Goal of the exercise
Put the records into a numbered list, starting with the line that contains "243, 321, 265]" and going on through the line that contains "rotate-right-icon bbox=[267, 246, 286, 263]", skipping any blank lines.

Dataset excerpt:
..........

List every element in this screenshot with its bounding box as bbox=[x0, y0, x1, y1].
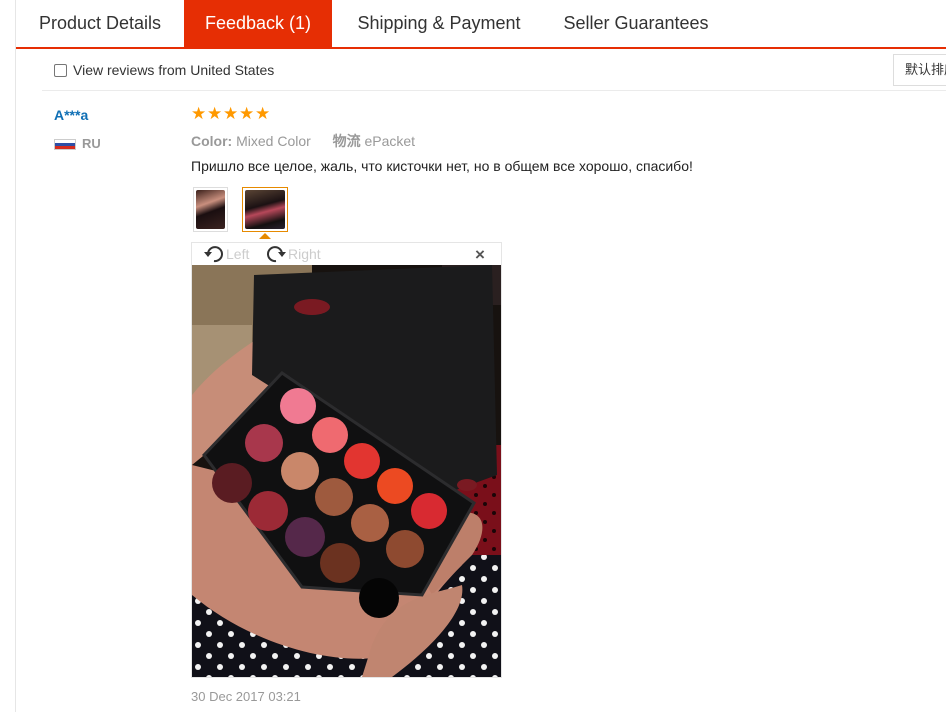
rotate-right-button[interactable]: Right bbox=[264, 243, 321, 265]
divider bbox=[42, 90, 946, 91]
star-rating: ★ ★ ★ ★ ★ bbox=[191, 104, 271, 123]
left-border bbox=[15, 0, 16, 712]
review-photo-thumbnail-selected[interactable] bbox=[242, 187, 288, 232]
star-icon: ★ bbox=[239, 104, 255, 123]
tab-bar: Product Details Feedback (1) Shipping & … bbox=[16, 0, 946, 49]
star-icon: ★ bbox=[223, 104, 239, 123]
review-date: 30 Dec 2017 03:21 bbox=[191, 689, 301, 704]
rotate-left-label: Left bbox=[226, 246, 250, 262]
country-filter: View reviews from United States bbox=[54, 60, 274, 80]
us-reviews-label[interactable]: View reviews from United States bbox=[73, 62, 274, 78]
tab-product-details[interactable]: Product Details bbox=[16, 0, 184, 47]
buyer-country: RU bbox=[82, 136, 101, 151]
viewer-toolbar: Left Right × bbox=[192, 243, 501, 265]
rotate-left-button[interactable]: Left bbox=[202, 243, 249, 265]
rotate-right-label: Right bbox=[288, 246, 321, 262]
color-value: Mixed Color bbox=[236, 133, 311, 149]
sort-dropdown[interactable]: 默认排序 bbox=[893, 54, 946, 86]
color-label: Color: bbox=[191, 133, 233, 149]
rotate-right-icon bbox=[267, 246, 286, 263]
review-text: Пришло все целое, жаль, что кисточки нет… bbox=[191, 158, 693, 174]
us-reviews-checkbox[interactable] bbox=[54, 63, 67, 77]
star-icon: ★ bbox=[207, 104, 223, 123]
tab-seller-guarantees[interactable]: Seller Guarantees bbox=[546, 0, 726, 47]
selected-thumbnail-caret bbox=[259, 233, 271, 239]
tab-feedback[interactable]: Feedback (1) bbox=[184, 0, 332, 47]
star-icon: ★ bbox=[191, 104, 207, 123]
logistics-label: 物流 bbox=[332, 133, 361, 149]
rotate-left-icon bbox=[204, 246, 223, 263]
tab-shipping-payment[interactable]: Shipping & Payment bbox=[332, 0, 546, 47]
star-icon: ★ bbox=[255, 104, 271, 123]
buyer-name-link[interactable]: A***a bbox=[54, 107, 88, 123]
photo-viewer: Left Right × bbox=[191, 242, 502, 678]
order-info: Color: Mixed Color 物流 ePacket bbox=[191, 131, 415, 151]
lip-palette-photo bbox=[192, 265, 501, 677]
review-photo-thumbnail[interactable] bbox=[193, 187, 228, 232]
logistics-value: ePacket bbox=[364, 133, 416, 149]
close-viewer-button[interactable]: × bbox=[475, 245, 485, 265]
russia-flag-icon bbox=[54, 139, 76, 150]
review-photo bbox=[192, 265, 501, 677]
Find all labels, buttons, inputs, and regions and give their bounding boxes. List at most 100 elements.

..........

Task answer
1. rotate-right-button[interactable]: Right bbox=[264, 243, 321, 265]
2. divider bbox=[42, 90, 946, 91]
3. star-rating: ★ ★ ★ ★ ★ bbox=[191, 104, 271, 123]
4. left-border bbox=[15, 0, 16, 712]
5. review-photo-thumbnail-selected[interactable] bbox=[242, 187, 288, 232]
6. star-icon: ★ bbox=[239, 104, 255, 123]
7. tab-bar: Product Details Feedback (1) Shipping & … bbox=[16, 0, 946, 49]
8. star-icon: ★ bbox=[223, 104, 239, 123]
9. review-date: 30 Dec 2017 03:21 bbox=[191, 689, 301, 704]
10. rotate-left-label: Left bbox=[226, 246, 250, 262]
11. country-filter: View reviews from United States bbox=[54, 60, 274, 80]
12. us-reviews-label[interactable]: View reviews from United States bbox=[73, 62, 274, 78]
13. tab-product-details[interactable]: Product Details bbox=[16, 0, 184, 47]
14. buyer-country: RU bbox=[82, 136, 101, 151]
15. viewer-toolbar: Left Right × bbox=[192, 243, 501, 265]
16. rotate-left-button[interactable]: Left bbox=[202, 243, 249, 265]
17. rotate-right-label: Right bbox=[288, 246, 321, 262]
18. color-value: Mixed Color bbox=[236, 133, 311, 149]
19. sort-dropdown[interactable]: 默认排序 bbox=[893, 54, 946, 86]
20. color-label: Color: bbox=[191, 133, 233, 149]
21. rotate-right-icon bbox=[267, 246, 286, 263]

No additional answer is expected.